Exercise details:
Output each entry exactly; skip nothing.

Given information:
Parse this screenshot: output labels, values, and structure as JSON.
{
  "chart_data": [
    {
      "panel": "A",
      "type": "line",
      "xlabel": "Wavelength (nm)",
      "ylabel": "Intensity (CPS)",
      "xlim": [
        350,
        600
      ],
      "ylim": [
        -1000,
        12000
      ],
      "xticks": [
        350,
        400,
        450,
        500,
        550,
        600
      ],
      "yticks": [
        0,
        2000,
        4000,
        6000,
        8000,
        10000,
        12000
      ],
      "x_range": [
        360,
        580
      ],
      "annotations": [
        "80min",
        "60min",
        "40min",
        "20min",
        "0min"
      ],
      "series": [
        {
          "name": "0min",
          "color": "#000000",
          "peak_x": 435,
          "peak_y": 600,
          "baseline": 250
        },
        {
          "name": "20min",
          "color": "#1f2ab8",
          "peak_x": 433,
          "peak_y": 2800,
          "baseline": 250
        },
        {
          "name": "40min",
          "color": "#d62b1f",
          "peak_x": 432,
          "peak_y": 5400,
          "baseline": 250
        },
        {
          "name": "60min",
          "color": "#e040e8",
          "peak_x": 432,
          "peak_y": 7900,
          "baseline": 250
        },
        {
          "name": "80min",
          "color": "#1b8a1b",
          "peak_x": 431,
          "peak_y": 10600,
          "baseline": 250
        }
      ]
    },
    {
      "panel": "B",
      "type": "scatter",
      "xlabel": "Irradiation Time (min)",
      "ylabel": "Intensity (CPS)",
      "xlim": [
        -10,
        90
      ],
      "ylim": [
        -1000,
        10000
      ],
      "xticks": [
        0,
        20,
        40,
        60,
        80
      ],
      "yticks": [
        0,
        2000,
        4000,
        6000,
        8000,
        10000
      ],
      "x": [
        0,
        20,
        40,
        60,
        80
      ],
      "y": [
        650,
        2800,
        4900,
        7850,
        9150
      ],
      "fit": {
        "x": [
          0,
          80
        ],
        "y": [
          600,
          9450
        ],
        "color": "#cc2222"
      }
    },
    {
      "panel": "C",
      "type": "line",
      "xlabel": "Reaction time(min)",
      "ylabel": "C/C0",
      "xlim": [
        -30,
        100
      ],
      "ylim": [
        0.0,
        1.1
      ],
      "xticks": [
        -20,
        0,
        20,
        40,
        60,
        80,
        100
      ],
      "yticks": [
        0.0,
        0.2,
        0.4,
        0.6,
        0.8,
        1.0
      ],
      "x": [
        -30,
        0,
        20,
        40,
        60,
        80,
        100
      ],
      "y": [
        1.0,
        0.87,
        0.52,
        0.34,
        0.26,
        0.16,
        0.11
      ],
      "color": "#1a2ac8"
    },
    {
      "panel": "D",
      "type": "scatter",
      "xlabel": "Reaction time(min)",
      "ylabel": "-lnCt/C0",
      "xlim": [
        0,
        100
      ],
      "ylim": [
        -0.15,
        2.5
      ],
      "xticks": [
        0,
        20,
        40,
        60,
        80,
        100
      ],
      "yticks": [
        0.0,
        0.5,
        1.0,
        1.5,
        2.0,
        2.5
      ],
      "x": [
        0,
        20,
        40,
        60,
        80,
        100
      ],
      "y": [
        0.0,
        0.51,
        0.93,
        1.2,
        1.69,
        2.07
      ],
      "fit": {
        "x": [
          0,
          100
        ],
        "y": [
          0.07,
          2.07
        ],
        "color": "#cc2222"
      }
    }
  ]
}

Solution to the exercise:
Parse this screenshot: output labels, values, and structure as JSON.
{
  "chart_data": [
    {
      "panel": "A",
      "type": "line",
      "xlabel": "Wavelength (nm)",
      "ylabel": "Intensity (CPS)",
      "xlim": [
        350,
        600
      ],
      "ylim": [
        -1000,
        12000
      ],
      "xticks": [
        350,
        400,
        450,
        500,
        550,
        600
      ],
      "yticks": [
        0,
        2000,
        4000,
        6000,
        8000,
        10000,
        12000
      ],
      "x_range": [
        360,
        580
      ],
      "annotations": [
        "80min",
        "60min",
        "40min",
        "20min",
        "0min"
      ],
      "series": [
        {
          "name": "0min",
          "color": "#000000",
          "peak_x": 435,
          "peak_y": 600,
          "baseline": 250
        },
        {
          "name": "20min",
          "color": "#1f2ab8",
          "peak_x": 433,
          "peak_y": 2800,
          "baseline": 250
        },
        {
          "name": "40min",
          "color": "#d62b1f",
          "peak_x": 432,
          "peak_y": 5400,
          "baseline": 250
        },
        {
          "name": "60min",
          "color": "#e040e8",
          "peak_x": 432,
          "peak_y": 7900,
          "baseline": 250
        },
        {
          "name": "80min",
          "color": "#1b8a1b",
          "peak_x": 431,
          "peak_y": 10600,
          "baseline": 250
        }
      ]
    },
    {
      "panel": "B",
      "type": "scatter",
      "xlabel": "Irradiation Time (min)",
      "ylabel": "Intensity (CPS)",
      "xlim": [
        -10,
        90
      ],
      "ylim": [
        -1000,
        10000
      ],
      "xticks": [
        0,
        20,
        40,
        60,
        80
      ],
      "yticks": [
        0,
        2000,
        4000,
        6000,
        8000,
        10000
      ],
      "x": [
        0,
        20,
        40,
        60,
        80
      ],
      "y": [
        650,
        2800,
        4900,
        7850,
        9150
      ],
      "fit": {
        "x": [
          0,
          80
        ],
        "y": [
          600,
          9450
        ],
        "color": "#cc2222"
      }
    },
    {
      "panel": "C",
      "type": "line",
      "xlabel": "Reaction time(min)",
      "ylabel": "C/C0",
      "xlim": [
        -30,
        100
      ],
      "ylim": [
        0.0,
        1.1
      ],
      "xticks": [
        -20,
        0,
        20,
        40,
        60,
        80,
        100
      ],
      "yticks": [
        0.0,
        0.2,
        0.4,
        0.6,
        0.8,
        1.0
      ],
      "x": [
        -30,
        0,
        20,
        40,
        60,
        80,
        100
      ],
      "y": [
        1.0,
        0.87,
        0.52,
        0.34,
        0.26,
        0.16,
        0.11
      ],
      "color": "#1a2ac8"
    },
    {
      "panel": "D",
      "type": "scatter",
      "xlabel": "Reaction time(min)",
      "ylabel": "-lnCt/C0",
      "xlim": [
        0,
        100
      ],
      "ylim": [
        -0.15,
        2.5
      ],
      "xticks": [
        0,
        20,
        40,
        60,
        80,
        100
      ],
      "yticks": [
        0.0,
        0.5,
        1.0,
        1.5,
        2.0,
        2.5
      ],
      "x": [
        0,
        20,
        40,
        60,
        80,
        100
      ],
      "y": [
        0.0,
        0.51,
        0.93,
        1.2,
        1.69,
        2.07
      ],
      "fit": {
        "x": [
          0,
          100
        ],
        "y": [
          0.07,
          2.07
        ],
        "color": "#cc2222"
      }
    }
  ]
}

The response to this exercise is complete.